----- Passage to read
Saturday, December 8, 2012

Benefits of Symbiosis in the SBC (Part 3: Doctrinal Extremes)

Doctrinal Extremes of General and Particular Baptists

            Neither the General nor the Particular Baptists, in and of themselves and through their respective confessions, were able to completely avoid unbiblical extremes peculiar to their respective soteriological viewpoints. Usually the unbiblical extremes of each group are polar opposites. On the General Baptist end of the scale there were the doctrinal extremes of Arianism, Socinianism, and Liberalism. On the Particular Baptist end of the scale there were the doctrinal extremes of hyper-Calvinism, ultraconservatism, and Antinomianism.[1] Both General and Particular Baptists declined in the first half of the eighteenth century.[2] The disappointing reality is, as Torbet said, “A condition of apostasy laid hold upon the General Baptists, whereas hyper-Calvinism plagued those of the Particular group.”[3]
Both English and American Baptists on both sides of the soteriological divide were plagued to some degree by the doctrinal extremes into which their respective viewpoints were vulnerable. These doctrinal extremes caused decline in both groups on both continents.
Doctrinal Extremes of General Baptists in England
 In England, General Baptists declined as a group due to their doctrinal extremes “concerning the deity of Christ and the meaning of the atonement.”[4] In particular, the General Baptists were susceptible to Arianism, Socinianism, and Liberalism. Both Arianism and Socinianism are forms of anti-Trinitarianism. Arianism denies both the deity of Christ and humanity of Christ by teaching that he was an angel created by God. Arians therefore taught that Christ was more than man but less than God.[5] Socinianism on the other hand denies the deity of Christ but not the humanity of Christ. The Socinians taught that Christ was merely a good man.[6] Therefore the death of Christ “was simply that of an ordinary human being in a fallen and sinful world.”[7] Concerning Socinianism, McBeth said, “This doctrine robbed the cross of any real atonement.”[8]
Socinianism reduces the atonement, the death of Christ, to an example of the type of dedication that Christians are to follow. Erickson identified the erroneous concepts that feed the Socinian understanding of the atonement. He said:
Several conceptions feed into the Socinian understanding of the atonement. One is the Pelagian view of the human condition as spiritually and morally capable of fulfilling God’s expectations. Another is the conception that God is not a God of retributive justice, and therefore he does not demand some form of satisfaction from or on behalf of those who sin against him. Finally, there is the conception of Jesus as merely human. His death was simply that of an ordinary human being in a fallen and sinful world. It is important, not in some supernatural way, but as the ultimate extension of his role as the great teacher of righteousness.[9]

This erroneous understanding of the atonement came to be held by many General Baptists “and many of their churches eventually became Unitarian.”[10]
Doctrinal Extremes of General Baptists in America
            In America, General Baptists declined as a group more as a result of the evangelistic zeal of Particular Baptists than from doctrinal extremes. Richards said, “The General Baptists seem never to have built a strong doctrinal base in the local church and consequently were no theological match for the evangelistic zeal of the Particular Baptists.”[11] However, Richards also noted that “around the end of the eighteenth century and at the beginning of the nineteenth, a few ministers lapsed into Unitarianism.”[12]
            McBeth attributed the decline of the General Baptists in America to “internal problems, such as doctrinal ambiguity, lack of aggressive evangelism, and opposition to the First Great Awakening.”[13] He said, “The thrust of the First Great Awakening was Calvinistic, and it swept all opposition aside.”[14] There arose a campaign to win the General churches to Calvinism that resulted in the majority of General Baptist churches transitioning to Calvinism but with the detrimental effect of 95 percent of their membership either dropping out of church life or joining other Arminian groups.[15]
            The doctrinal ambiguity of the General Baptists also made them susceptible to the teachings of Alexander Campbell who taught that there was “no promise of salvation without baptism; that baptism should be administered to all who say they believe Jesus Christ is the Son of God without examination on any other point; that there is no direct operation of the Holy Spirit on the mind prior to baptism;” and, “that baptism brought the remission of sins and the gifts of the Holy Spirit.”[16] Many Baptists west of the Alleghenies, holding to Arminian doctrine were won to Campbell’s views “and brought their entire churches into his movement.”[17] Richards said, “Campbell’s followers split Baptist churches. No definite figures are available, but there can be little doubt that hundreds of Baptist churches left the denomination to follow Campbell.”[18]
Doctrinal Extremes of Particular Baptists in England
            The Particular Baptists declined as a group due to their doctrinal extremes on the opposite end of the spectrum from that of the General Baptists. McBeth said, “While General Baptists had fallen into extreme liberalism, the Particular group fell victim to extreme doctrinal conservatism. . . . [M]any Particular Baptists became theologically narrow, rigid in sterile orthodoxy, and with a faith more rationalistic than biblical.”[19] Both hyper-Calvinism and Antinomianism would plague the English Particular Baptists.
----------
Given request 1:
Answer these questions about the post on doctrinal extremes:
(a) What did Arians teach that Christ was?
(b) What percentage of General Baptist membership in America dropped out of church life or joined other Arminian groups after the campaign to win their churches to Calvinism?
(c) According to McBeth, what did the Particular group fall victim to?
----- Provided information
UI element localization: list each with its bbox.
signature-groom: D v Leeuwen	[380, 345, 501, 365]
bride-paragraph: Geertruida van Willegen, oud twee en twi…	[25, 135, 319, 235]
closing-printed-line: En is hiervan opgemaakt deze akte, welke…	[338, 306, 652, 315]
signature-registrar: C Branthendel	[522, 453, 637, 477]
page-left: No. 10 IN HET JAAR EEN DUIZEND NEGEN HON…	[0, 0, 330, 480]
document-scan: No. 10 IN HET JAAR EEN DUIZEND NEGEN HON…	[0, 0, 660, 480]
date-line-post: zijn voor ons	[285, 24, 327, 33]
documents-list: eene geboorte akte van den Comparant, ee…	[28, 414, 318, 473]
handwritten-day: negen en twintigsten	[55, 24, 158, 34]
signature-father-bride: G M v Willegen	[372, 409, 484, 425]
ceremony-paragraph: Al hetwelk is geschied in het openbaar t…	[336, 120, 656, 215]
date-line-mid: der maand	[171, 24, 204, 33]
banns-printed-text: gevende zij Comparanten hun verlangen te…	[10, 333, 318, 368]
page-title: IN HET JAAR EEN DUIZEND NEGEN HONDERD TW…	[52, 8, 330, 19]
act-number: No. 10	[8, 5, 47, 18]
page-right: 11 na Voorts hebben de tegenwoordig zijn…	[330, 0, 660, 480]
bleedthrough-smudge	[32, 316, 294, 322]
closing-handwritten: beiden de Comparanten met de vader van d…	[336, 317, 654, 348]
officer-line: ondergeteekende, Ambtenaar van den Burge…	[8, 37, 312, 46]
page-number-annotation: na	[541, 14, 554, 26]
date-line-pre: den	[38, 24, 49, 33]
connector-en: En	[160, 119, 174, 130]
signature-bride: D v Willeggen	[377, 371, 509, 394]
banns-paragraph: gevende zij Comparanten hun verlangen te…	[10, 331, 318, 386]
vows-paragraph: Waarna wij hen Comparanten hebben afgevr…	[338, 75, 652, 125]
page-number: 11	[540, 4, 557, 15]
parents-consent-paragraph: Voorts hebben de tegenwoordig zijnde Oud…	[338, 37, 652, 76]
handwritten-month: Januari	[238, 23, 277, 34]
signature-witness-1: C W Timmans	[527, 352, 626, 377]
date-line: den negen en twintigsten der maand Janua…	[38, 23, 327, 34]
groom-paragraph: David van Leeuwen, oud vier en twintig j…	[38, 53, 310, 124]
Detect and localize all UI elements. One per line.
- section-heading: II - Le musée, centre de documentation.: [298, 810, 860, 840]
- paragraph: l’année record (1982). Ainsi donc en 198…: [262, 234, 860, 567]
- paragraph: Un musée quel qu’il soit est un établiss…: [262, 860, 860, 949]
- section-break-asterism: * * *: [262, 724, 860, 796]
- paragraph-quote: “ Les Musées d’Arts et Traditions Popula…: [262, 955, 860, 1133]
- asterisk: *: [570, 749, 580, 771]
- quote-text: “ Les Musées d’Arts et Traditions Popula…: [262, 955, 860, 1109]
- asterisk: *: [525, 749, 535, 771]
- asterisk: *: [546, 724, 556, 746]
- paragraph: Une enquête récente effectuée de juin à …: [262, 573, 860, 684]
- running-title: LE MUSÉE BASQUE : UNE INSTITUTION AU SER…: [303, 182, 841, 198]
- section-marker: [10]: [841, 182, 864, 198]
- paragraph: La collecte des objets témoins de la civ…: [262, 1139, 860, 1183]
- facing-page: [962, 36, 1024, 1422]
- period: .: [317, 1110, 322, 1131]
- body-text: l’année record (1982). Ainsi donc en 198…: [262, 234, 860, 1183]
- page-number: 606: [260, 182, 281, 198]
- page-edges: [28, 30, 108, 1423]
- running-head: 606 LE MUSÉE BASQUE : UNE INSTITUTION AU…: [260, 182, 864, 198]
----------
Given request 2:
Update the stretch of records from the start through the line containing "24, 49, 33]", replacing "signature" with "autograph" and leaving everything else unchanged.

Correct answer 1:
(a) An angel created by God, more than man but less than God.
(b) 95 percent.
(c) Extreme doctrinal conservatism.

Correct answer 2:
UI element localization: list each with its bbox.
autograph-groom: D v Leeuwen	[380, 345, 501, 365]
bride-paragraph: Geertruida van Willegen, oud twee en twi…	[25, 135, 319, 235]
closing-printed-line: En is hiervan opgemaakt deze akte, welke…	[338, 306, 652, 315]
autograph-registrar: C Branthendel	[522, 453, 637, 477]
page-left: No. 10 IN HET JAAR EEN DUIZEND NEGEN HON…	[0, 0, 330, 480]
document-scan: No. 10 IN HET JAAR EEN DUIZEND NEGEN HON…	[0, 0, 660, 480]
date-line-post: zijn voor ons	[285, 24, 327, 33]
documents-list: eene geboorte akte van den Comparant, ee…	[28, 414, 318, 473]
handwritten-day: negen en twintigsten	[55, 24, 158, 34]
autograph-father-bride: G M v Willegen	[372, 409, 484, 425]
ceremony-paragraph: Al hetwelk is geschied in het openbaar t…	[336, 120, 656, 215]
date-line-mid: der maand	[171, 24, 204, 33]
banns-printed-text: gevende zij Comparanten hun verlangen te…	[10, 333, 318, 368]
page-title: IN HET JAAR EEN DUIZEND NEGEN HONDERD TW…	[52, 8, 330, 19]
act-number: No. 10	[8, 5, 47, 18]
page-right: 11 na Voorts hebben de tegenwoordig zijn…	[330, 0, 660, 480]
bleedthrough-smudge	[32, 316, 294, 322]
closing-handwritten: beiden de Comparanten met de vader van d…	[336, 317, 654, 348]
officer-line: ondergeteekende, Ambtenaar van den Burge…	[8, 37, 312, 46]
page-number-annotation: na	[541, 14, 554, 26]
date-line-pre: den	[38, 24, 49, 33]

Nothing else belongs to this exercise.